● Task objective
Retype the material word for word.

● Records from a collection
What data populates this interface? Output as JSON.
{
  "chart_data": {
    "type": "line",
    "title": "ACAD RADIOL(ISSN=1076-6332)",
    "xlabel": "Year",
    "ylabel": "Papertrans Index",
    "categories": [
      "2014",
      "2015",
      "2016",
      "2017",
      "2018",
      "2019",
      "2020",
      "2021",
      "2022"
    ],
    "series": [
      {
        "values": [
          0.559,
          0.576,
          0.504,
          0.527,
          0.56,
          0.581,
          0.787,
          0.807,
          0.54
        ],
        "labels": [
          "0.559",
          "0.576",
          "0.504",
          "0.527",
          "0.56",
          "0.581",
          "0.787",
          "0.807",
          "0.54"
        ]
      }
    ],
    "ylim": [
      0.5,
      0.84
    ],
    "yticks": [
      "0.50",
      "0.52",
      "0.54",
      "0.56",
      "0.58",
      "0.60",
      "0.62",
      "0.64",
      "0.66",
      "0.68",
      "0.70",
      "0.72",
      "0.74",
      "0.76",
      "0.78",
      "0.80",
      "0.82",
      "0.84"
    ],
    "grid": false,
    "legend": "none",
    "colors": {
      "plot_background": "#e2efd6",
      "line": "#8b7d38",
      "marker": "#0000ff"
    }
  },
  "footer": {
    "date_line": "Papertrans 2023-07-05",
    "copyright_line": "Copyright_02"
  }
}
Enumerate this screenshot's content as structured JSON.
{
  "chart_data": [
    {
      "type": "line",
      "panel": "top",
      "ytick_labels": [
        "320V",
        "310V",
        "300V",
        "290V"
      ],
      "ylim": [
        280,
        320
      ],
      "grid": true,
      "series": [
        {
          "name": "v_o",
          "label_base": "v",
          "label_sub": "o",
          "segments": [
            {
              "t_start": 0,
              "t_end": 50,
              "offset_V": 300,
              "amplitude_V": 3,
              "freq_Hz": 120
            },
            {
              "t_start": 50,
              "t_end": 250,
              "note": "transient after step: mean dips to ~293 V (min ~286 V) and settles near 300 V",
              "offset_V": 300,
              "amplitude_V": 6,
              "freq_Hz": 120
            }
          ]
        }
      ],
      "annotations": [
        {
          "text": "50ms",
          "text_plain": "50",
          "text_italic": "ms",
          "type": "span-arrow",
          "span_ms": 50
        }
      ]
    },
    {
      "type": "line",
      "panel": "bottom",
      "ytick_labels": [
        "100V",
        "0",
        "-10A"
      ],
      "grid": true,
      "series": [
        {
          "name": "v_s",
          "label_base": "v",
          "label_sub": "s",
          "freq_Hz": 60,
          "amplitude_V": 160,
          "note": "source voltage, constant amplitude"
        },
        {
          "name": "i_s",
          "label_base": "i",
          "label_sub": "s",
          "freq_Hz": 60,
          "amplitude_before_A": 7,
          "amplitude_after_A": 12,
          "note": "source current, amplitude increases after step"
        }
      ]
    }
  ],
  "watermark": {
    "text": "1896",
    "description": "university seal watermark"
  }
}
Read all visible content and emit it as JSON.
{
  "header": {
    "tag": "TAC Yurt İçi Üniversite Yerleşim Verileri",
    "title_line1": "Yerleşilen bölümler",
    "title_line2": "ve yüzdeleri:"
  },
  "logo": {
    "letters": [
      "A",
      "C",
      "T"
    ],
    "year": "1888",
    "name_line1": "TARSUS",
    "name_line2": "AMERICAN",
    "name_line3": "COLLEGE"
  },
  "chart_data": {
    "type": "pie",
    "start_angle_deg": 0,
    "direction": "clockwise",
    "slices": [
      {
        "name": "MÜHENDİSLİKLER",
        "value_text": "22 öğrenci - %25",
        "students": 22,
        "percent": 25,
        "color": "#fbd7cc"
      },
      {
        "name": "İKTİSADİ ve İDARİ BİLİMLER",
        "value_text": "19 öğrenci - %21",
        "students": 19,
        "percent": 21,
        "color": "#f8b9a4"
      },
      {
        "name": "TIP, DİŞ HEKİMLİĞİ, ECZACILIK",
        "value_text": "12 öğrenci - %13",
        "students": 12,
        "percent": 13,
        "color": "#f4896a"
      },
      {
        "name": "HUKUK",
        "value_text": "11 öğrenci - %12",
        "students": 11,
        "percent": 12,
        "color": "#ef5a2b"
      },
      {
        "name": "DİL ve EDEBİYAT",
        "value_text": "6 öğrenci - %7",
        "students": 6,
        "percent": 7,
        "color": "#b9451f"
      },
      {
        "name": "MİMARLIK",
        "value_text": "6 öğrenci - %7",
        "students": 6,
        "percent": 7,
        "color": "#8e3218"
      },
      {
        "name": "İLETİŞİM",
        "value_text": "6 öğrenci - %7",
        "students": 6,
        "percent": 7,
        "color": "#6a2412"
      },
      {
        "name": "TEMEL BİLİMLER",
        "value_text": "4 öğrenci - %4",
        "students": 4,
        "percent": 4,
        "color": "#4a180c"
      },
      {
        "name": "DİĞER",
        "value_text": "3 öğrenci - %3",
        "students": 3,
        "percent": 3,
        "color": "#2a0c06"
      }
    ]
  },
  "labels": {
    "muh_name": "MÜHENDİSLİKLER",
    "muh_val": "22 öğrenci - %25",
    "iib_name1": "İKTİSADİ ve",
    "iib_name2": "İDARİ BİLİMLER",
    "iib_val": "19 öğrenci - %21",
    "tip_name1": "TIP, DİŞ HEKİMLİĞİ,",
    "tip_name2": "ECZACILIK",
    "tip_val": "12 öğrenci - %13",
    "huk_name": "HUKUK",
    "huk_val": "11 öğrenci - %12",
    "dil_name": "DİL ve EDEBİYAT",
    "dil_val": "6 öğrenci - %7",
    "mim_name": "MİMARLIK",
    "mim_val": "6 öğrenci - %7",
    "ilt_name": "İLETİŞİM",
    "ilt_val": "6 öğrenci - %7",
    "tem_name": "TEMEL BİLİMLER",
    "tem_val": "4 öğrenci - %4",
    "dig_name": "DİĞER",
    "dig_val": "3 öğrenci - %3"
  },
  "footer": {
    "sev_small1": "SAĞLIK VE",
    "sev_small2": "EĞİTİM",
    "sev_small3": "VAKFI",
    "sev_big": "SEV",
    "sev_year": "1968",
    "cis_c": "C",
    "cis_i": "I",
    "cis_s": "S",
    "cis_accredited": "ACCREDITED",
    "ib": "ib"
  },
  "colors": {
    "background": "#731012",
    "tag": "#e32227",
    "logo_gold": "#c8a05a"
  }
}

● Result for this exercise
What data populates this interface? Output as JSON.
{
  "chart_data": {
    "type": "line",
    "title": "ACAD RADIOL(ISSN=1076-6332)",
    "xlabel": "Year",
    "ylabel": "Papertrans Index",
    "categories": [
      "2014",
      "2015",
      "2016",
      "2017",
      "2018",
      "2019",
      "2020",
      "2021",
      "2022"
    ],
    "series": [
      {
        "values": [
          0.559,
          0.576,
          0.504,
          0.527,
          0.56,
          0.581,
          0.787,
          0.807,
          0.54
        ],
        "labels": [
          "0.559",
          "0.576",
          "0.504",
          "0.527",
          "0.56",
          "0.581",
          "0.787",
          "0.807",
          "0.54"
        ]
      }
    ],
    "ylim": [
      0.5,
      0.84
    ],
    "yticks": [
      "0.50",
      "0.52",
      "0.54",
      "0.56",
      "0.58",
      "0.60",
      "0.62",
      "0.64",
      "0.66",
      "0.68",
      "0.70",
      "0.72",
      "0.74",
      "0.76",
      "0.78",
      "0.80",
      "0.82",
      "0.84"
    ],
    "grid": false,
    "legend": "none",
    "colors": {
      "plot_background": "#e2efd6",
      "line": "#8b7d38",
      "marker": "#0000ff"
    }
  },
  "footer": {
    "date_line": "Papertrans 2023-07-05",
    "copyright_line": "Copyright_02"
  }
}
Enumerate this screenshot's content as structured JSON.
{
  "chart_data": [
    {
      "type": "line",
      "panel": "top",
      "ytick_labels": [
        "320V",
        "310V",
        "300V",
        "290V"
      ],
      "ylim": [
        280,
        320
      ],
      "grid": true,
      "series": [
        {
          "name": "v_o",
          "label_base": "v",
          "label_sub": "o",
          "segments": [
            {
              "t_start": 0,
              "t_end": 50,
              "offset_V": 300,
              "amplitude_V": 3,
              "freq_Hz": 120
            },
            {
              "t_start": 50,
              "t_end": 250,
              "note": "transient after step: mean dips to ~293 V (min ~286 V) and settles near 300 V",
              "offset_V": 300,
              "amplitude_V": 6,
              "freq_Hz": 120
            }
          ]
        }
      ],
      "annotations": [
        {
          "text": "50ms",
          "text_plain": "50",
          "text_italic": "ms",
          "type": "span-arrow",
          "span_ms": 50
        }
      ]
    },
    {
      "type": "line",
      "panel": "bottom",
      "ytick_labels": [
        "100V",
        "0",
        "-10A"
      ],
      "grid": true,
      "series": [
        {
          "name": "v_s",
          "label_base": "v",
          "label_sub": "s",
          "freq_Hz": 60,
          "amplitude_V": 160,
          "note": "source voltage, constant amplitude"
        },
        {
          "name": "i_s",
          "label_base": "i",
          "label_sub": "s",
          "freq_Hz": 60,
          "amplitude_before_A": 7,
          "amplitude_after_A": 12,
          "note": "source current, amplitude increases after step"
        }
      ]
    }
  ],
  "watermark": {
    "text": "1896",
    "description": "university seal watermark"
  }
}
Read all visible content and emit it as JSON.
{
  "header": {
    "tag": "TAC Yurt İçi Üniversite Yerleşim Verileri",
    "title_line1": "Yerleşilen bölümler",
    "title_line2": "ve yüzdeleri:"
  },
  "logo": {
    "letters": [
      "A",
      "C",
      "T"
    ],
    "year": "1888",
    "name_line1": "TARSUS",
    "name_line2": "AMERICAN",
    "name_line3": "COLLEGE"
  },
  "chart_data": {
    "type": "pie",
    "start_angle_deg": 0,
    "direction": "clockwise",
    "slices": [
      {
        "name": "MÜHENDİSLİKLER",
        "value_text": "22 öğrenci - %25",
        "students": 22,
        "percent": 25,
        "color": "#fbd7cc"
      },
      {
        "name": "İKTİSADİ ve İDARİ BİLİMLER",
        "value_text": "19 öğrenci - %21",
        "students": 19,
        "percent": 21,
        "color": "#f8b9a4"
      },
      {
        "name": "TIP, DİŞ HEKİMLİĞİ, ECZACILIK",
        "value_text": "12 öğrenci - %13",
        "students": 12,
        "percent": 13,
        "color": "#f4896a"
      },
      {
        "name": "HUKUK",
        "value_text": "11 öğrenci - %12",
        "students": 11,
        "percent": 12,
        "color": "#ef5a2b"
      },
      {
        "name": "DİL ve EDEBİYAT",
        "value_text": "6 öğrenci - %7",
        "students": 6,
        "percent": 7,
        "color": "#b9451f"
      },
      {
        "name": "MİMARLIK",
        "value_text": "6 öğrenci - %7",
        "students": 6,
        "percent": 7,
        "color": "#8e3218"
      },
      {
        "name": "İLETİŞİM",
        "value_text": "6 öğrenci - %7",
        "students": 6,
        "percent": 7,
        "color": "#6a2412"
      },
      {
        "name": "TEMEL BİLİMLER",
        "value_text": "4 öğrenci - %4",
        "students": 4,
        "percent": 4,
        "color": "#4a180c"
      },
      {
        "name": "DİĞER",
        "value_text": "3 öğrenci - %3",
        "students": 3,
        "percent": 3,
        "color": "#2a0c06"
      }
    ]
  },
  "labels": {
    "muh_name": "MÜHENDİSLİKLER",
    "muh_val": "22 öğrenci - %25",
    "iib_name1": "İKTİSADİ ve",
    "iib_name2": "İDARİ BİLİMLER",
    "iib_val": "19 öğrenci - %21",
    "tip_name1": "TIP, DİŞ HEKİMLİĞİ,",
    "tip_name2": "ECZACILIK",
    "tip_val": "12 öğrenci - %13",
    "huk_name": "HUKUK",
    "huk_val": "11 öğrenci - %12",
    "dil_name": "DİL ve EDEBİYAT",
    "dil_val": "6 öğrenci - %7",
    "mim_name": "MİMARLIK",
    "mim_val": "6 öğrenci - %7",
    "ilt_name": "İLETİŞİM",
    "ilt_val": "6 öğrenci - %7",
    "tem_name": "TEMEL BİLİMLER",
    "tem_val": "4 öğrenci - %4",
    "dig_name": "DİĞER",
    "dig_val": "3 öğrenci - %3"
  },
  "footer": {
    "sev_small1": "SAĞLIK VE",
    "sev_small2": "EĞİTİM",
    "sev_small3": "VAKFI",
    "sev_big": "SEV",
    "sev_year": "1968",
    "cis_c": "C",
    "cis_i": "I",
    "cis_s": "S",
    "cis_accredited": "ACCREDITED",
    "ib": "ib"
  },
  "colors": {
    "background": "#731012",
    "tag": "#e32227",
    "logo_gold": "#c8a05a"
  }
}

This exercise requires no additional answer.